• **TASK OBJECTIVE**: Read the listing and extract each line that includes the word "Runoff".

Excerpts from a figure dataset:
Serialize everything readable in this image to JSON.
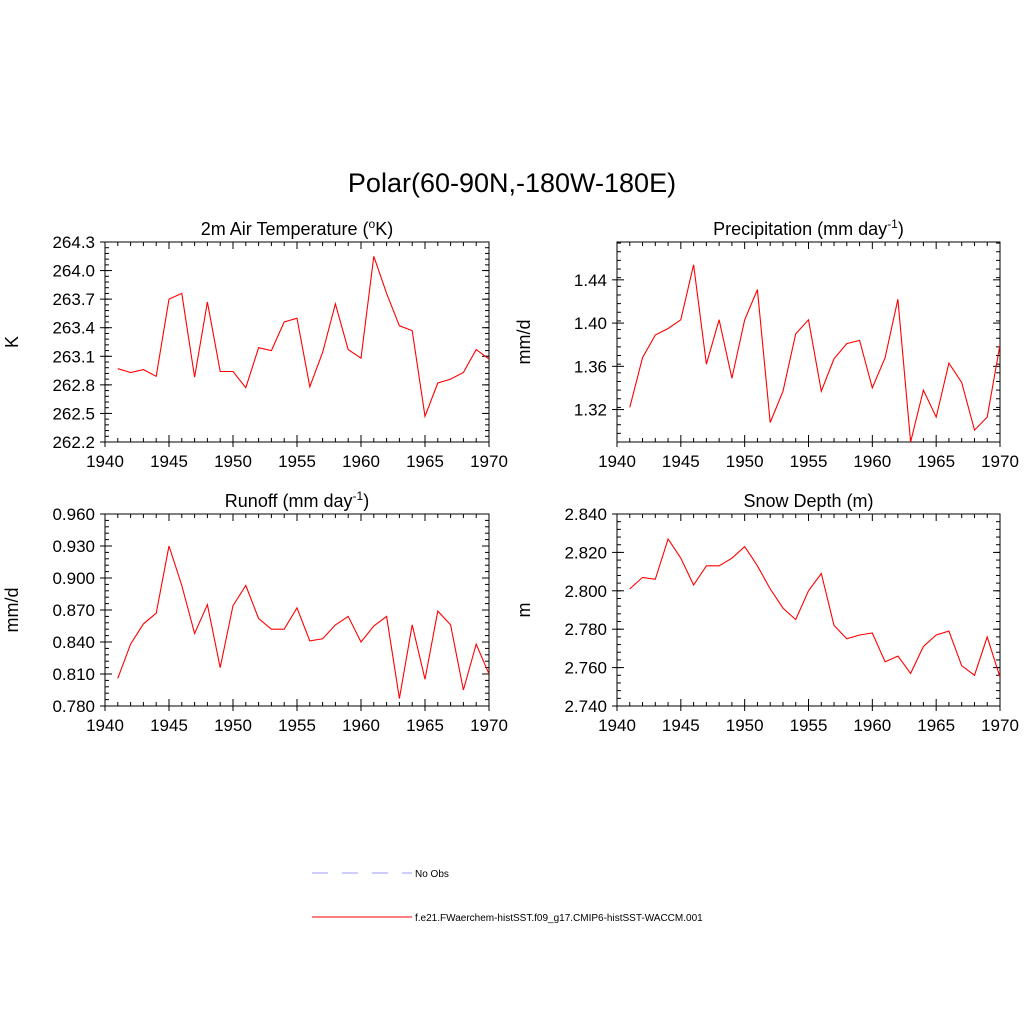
{
  "title": "Polar(60-90N,-180W-180E)",
  "chart_data": [
    {
      "type": "line",
      "title": "2m Air Temperature (°K)",
      "title_main": "2m Air Temperature (",
      "title_sup": "o",
      "title_end": "K)",
      "ylabel": "K",
      "xlim": [
        1940,
        1970
      ],
      "ylim": [
        262.2,
        264.3
      ],
      "yticks": [
        "264.3",
        "264.0",
        "263.7",
        "263.4",
        "263.1",
        "262.8",
        "262.5",
        "262.2"
      ],
      "xticks": [
        "1940",
        "1945",
        "1950",
        "1955",
        "1960",
        "1965",
        "1970"
      ],
      "series": [
        {
          "color": "#ff0000",
          "x": [
            1941,
            1942,
            1943,
            1944,
            1945,
            1946,
            1947,
            1948,
            1949,
            1950,
            1951,
            1952,
            1953,
            1954,
            1955,
            1956,
            1957,
            1958,
            1959,
            1960,
            1961,
            1962,
            1963,
            1964,
            1965,
            1966,
            1967,
            1968,
            1969,
            1970
          ],
          "values": [
            262.97,
            262.93,
            262.96,
            262.89,
            263.7,
            263.76,
            262.88,
            263.67,
            262.94,
            262.94,
            262.77,
            263.19,
            263.16,
            263.46,
            263.5,
            262.78,
            263.14,
            263.65,
            263.17,
            263.08,
            264.15,
            263.76,
            263.42,
            263.37,
            262.47,
            262.82,
            262.86,
            262.93,
            263.17,
            263.07
          ]
        }
      ]
    },
    {
      "type": "line",
      "title": "Precipitation (mm day-1)",
      "title_main": "Precipitation (mm day",
      "title_sup": "-1",
      "title_end": ")",
      "ylabel": "mm/d",
      "xlim": [
        1940,
        1970
      ],
      "ylim": [
        1.29,
        1.475
      ],
      "yticks": [
        "1.44",
        "1.40",
        "1.36",
        "1.32"
      ],
      "ytick_values": [
        1.44,
        1.4,
        1.36,
        1.32
      ],
      "xticks": [
        "1940",
        "1945",
        "1950",
        "1955",
        "1960",
        "1965",
        "1970"
      ],
      "series": [
        {
          "color": "#ff0000",
          "x": [
            1941,
            1942,
            1943,
            1944,
            1945,
            1946,
            1947,
            1948,
            1949,
            1950,
            1951,
            1952,
            1953,
            1954,
            1955,
            1956,
            1957,
            1958,
            1959,
            1960,
            1961,
            1962,
            1963,
            1964,
            1965,
            1966,
            1967,
            1968,
            1969,
            1970
          ],
          "values": [
            1.322,
            1.368,
            1.389,
            1.395,
            1.403,
            1.454,
            1.362,
            1.403,
            1.349,
            1.403,
            1.431,
            1.308,
            1.337,
            1.39,
            1.403,
            1.337,
            1.367,
            1.381,
            1.384,
            1.34,
            1.368,
            1.422,
            1.29,
            1.338,
            1.313,
            1.363,
            1.345,
            1.301,
            1.313,
            1.38
          ]
        }
      ]
    },
    {
      "type": "line",
      "title": "Runoff (mm day-1)",
      "title_main": "Runoff (mm day",
      "title_sup": "-1",
      "title_end": ")",
      "ylabel": "mm/d",
      "xlim": [
        1940,
        1970
      ],
      "ylim": [
        0.78,
        0.96
      ],
      "yticks": [
        "0.960",
        "0.930",
        "0.900",
        "0.870",
        "0.840",
        "0.810",
        "0.780"
      ],
      "xticks": [
        "1940",
        "1945",
        "1950",
        "1955",
        "1960",
        "1965",
        "1970"
      ],
      "series": [
        {
          "color": "#ff0000",
          "x": [
            1941,
            1942,
            1943,
            1944,
            1945,
            1946,
            1947,
            1948,
            1949,
            1950,
            1951,
            1952,
            1953,
            1954,
            1955,
            1956,
            1957,
            1958,
            1959,
            1960,
            1961,
            1962,
            1963,
            1964,
            1965,
            1966,
            1967,
            1968,
            1969,
            1970
          ],
          "values": [
            0.806,
            0.838,
            0.857,
            0.867,
            0.93,
            0.893,
            0.848,
            0.875,
            0.816,
            0.874,
            0.893,
            0.862,
            0.852,
            0.852,
            0.872,
            0.841,
            0.843,
            0.856,
            0.864,
            0.84,
            0.855,
            0.864,
            0.787,
            0.856,
            0.805,
            0.869,
            0.856,
            0.795,
            0.838,
            0.81
          ]
        }
      ]
    },
    {
      "type": "line",
      "title": "Snow Depth (m)",
      "title_main": "Snow Depth (m)",
      "title_sup": "",
      "title_end": "",
      "ylabel": "m",
      "xlim": [
        1940,
        1970
      ],
      "ylim": [
        2.74,
        2.84
      ],
      "yticks": [
        "2.840",
        "2.820",
        "2.800",
        "2.780",
        "2.760",
        "2.740"
      ],
      "xticks": [
        "1940",
        "1945",
        "1950",
        "1955",
        "1960",
        "1965",
        "1970"
      ],
      "series": [
        {
          "color": "#ff0000",
          "x": [
            1941,
            1942,
            1943,
            1944,
            1945,
            1946,
            1947,
            1948,
            1949,
            1950,
            1951,
            1952,
            1953,
            1954,
            1955,
            1956,
            1957,
            1958,
            1959,
            1960,
            1961,
            1962,
            1963,
            1964,
            1965,
            1966,
            1967,
            1968,
            1969,
            1970
          ],
          "values": [
            2.801,
            2.807,
            2.806,
            2.827,
            2.817,
            2.803,
            2.813,
            2.813,
            2.817,
            2.823,
            2.813,
            2.801,
            2.791,
            2.785,
            2.8,
            2.809,
            2.782,
            2.775,
            2.777,
            2.778,
            2.763,
            2.766,
            2.757,
            2.771,
            2.777,
            2.779,
            2.761,
            2.756,
            2.776,
            2.755
          ]
        }
      ]
    }
  ],
  "legend": [
    {
      "label": "No Obs",
      "color": "#9999ff",
      "style": "dashed"
    },
    {
      "label": "f.e21.FWaerchem-histSST.f09_g17.CMIP6-histSST-WACCM.001",
      "color": "#ff0000",
      "style": "solid"
    }
  ]
}
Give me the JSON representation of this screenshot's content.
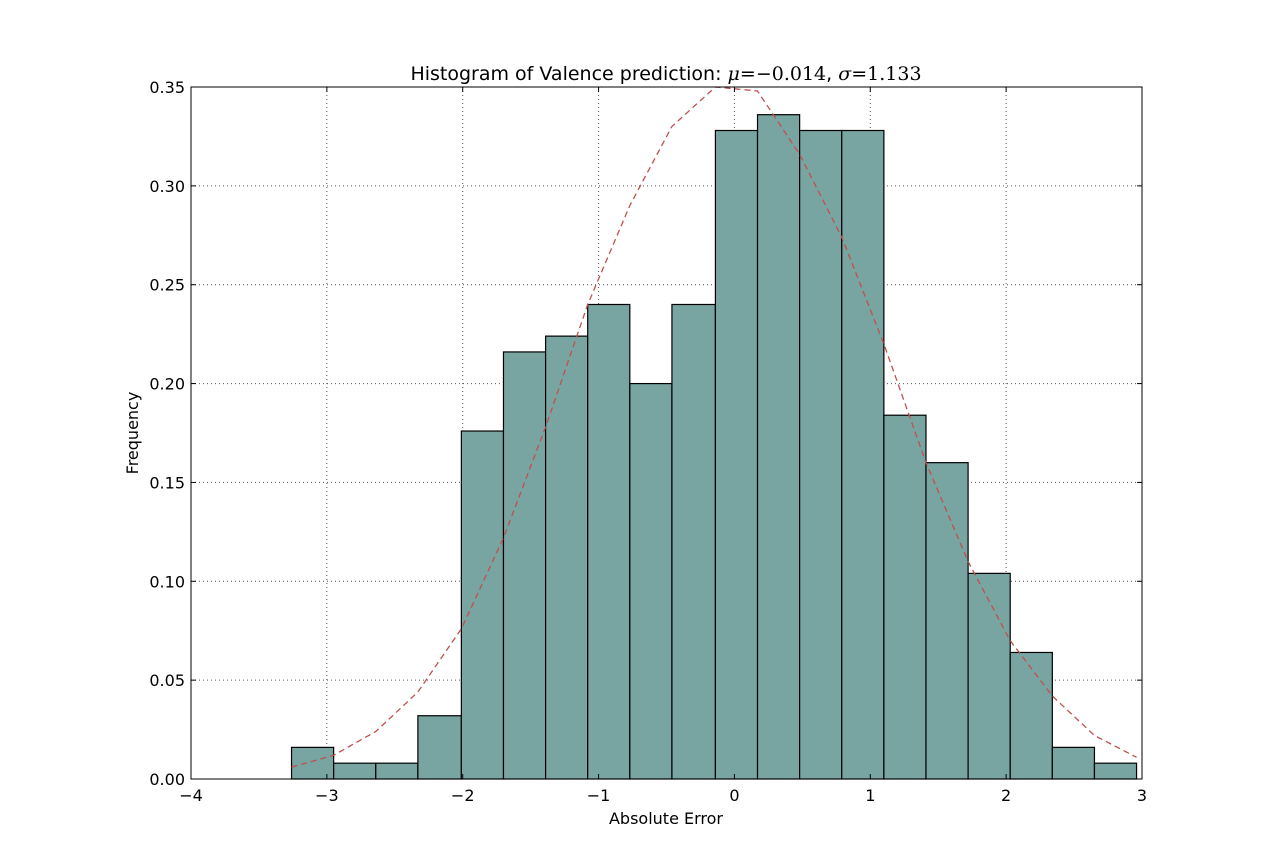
{
  "chart_data": {
    "type": "bar",
    "title": {
      "prefix": "Histogram of Valence prediction: ",
      "mu_symbol": "μ",
      "mu_eq": "=",
      "mu_value": "−0.014",
      "separator": ", ",
      "sigma_symbol": "σ",
      "sigma_eq": "=",
      "sigma_value": "1.133"
    },
    "xlabel": "Absolute Error",
    "ylabel": "Frequency",
    "xlim": [
      -4,
      3
    ],
    "ylim": [
      0,
      0.35
    ],
    "grid": true,
    "x_ticks": [
      {
        "value": -4,
        "label": "−4"
      },
      {
        "value": -3,
        "label": "−3"
      },
      {
        "value": -2,
        "label": "−2"
      },
      {
        "value": -1,
        "label": "−1"
      },
      {
        "value": 0,
        "label": "0"
      },
      {
        "value": 1,
        "label": "1"
      },
      {
        "value": 2,
        "label": "2"
      },
      {
        "value": 3,
        "label": "3"
      }
    ],
    "y_ticks": [
      {
        "value": 0.0,
        "label": "0.00"
      },
      {
        "value": 0.05,
        "label": "0.05"
      },
      {
        "value": 0.1,
        "label": "0.10"
      },
      {
        "value": 0.15,
        "label": "0.15"
      },
      {
        "value": 0.2,
        "label": "0.20"
      },
      {
        "value": 0.25,
        "label": "0.25"
      },
      {
        "value": 0.3,
        "label": "0.30"
      },
      {
        "value": 0.35,
        "label": "0.35"
      }
    ],
    "bin_edges": [
      -3.26,
      -2.95,
      -2.64,
      -2.33,
      -2.01,
      -1.7,
      -1.39,
      -1.08,
      -0.77,
      -0.46,
      -0.14,
      0.17,
      0.48,
      0.79,
      1.1,
      1.41,
      1.72,
      2.03,
      2.34,
      2.65,
      2.96
    ],
    "values": [
      0.016,
      0.008,
      0.008,
      0.032,
      0.176,
      0.216,
      0.224,
      0.24,
      0.2,
      0.24,
      0.328,
      0.336,
      0.328,
      0.328,
      0.184,
      0.16,
      0.104,
      0.064,
      0.016,
      0.008
    ],
    "fit_curve": {
      "x": [
        -3.26,
        -2.95,
        -2.64,
        -2.33,
        -2.01,
        -1.7,
        -1.39,
        -1.08,
        -0.77,
        -0.46,
        -0.14,
        0.17,
        0.48,
        0.79,
        1.1,
        1.41,
        1.72,
        2.03,
        2.34,
        2.65,
        2.96
      ],
      "y": [
        0.006,
        0.012,
        0.024,
        0.044,
        0.076,
        0.122,
        0.178,
        0.24,
        0.29,
        0.33,
        0.35,
        0.348,
        0.316,
        0.274,
        0.22,
        0.16,
        0.11,
        0.07,
        0.042,
        0.022,
        0.011
      ]
    },
    "colors": {
      "bar_fill": "#78a4a2",
      "bar_edge": "#000000",
      "curve": "#c0504d",
      "grid": "#555555",
      "axes": "#000000"
    }
  }
}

• **SOLUTION BELOW**:
      "title": "Runoff (mm day-1)",
      "title_main": "Runoff (mm day",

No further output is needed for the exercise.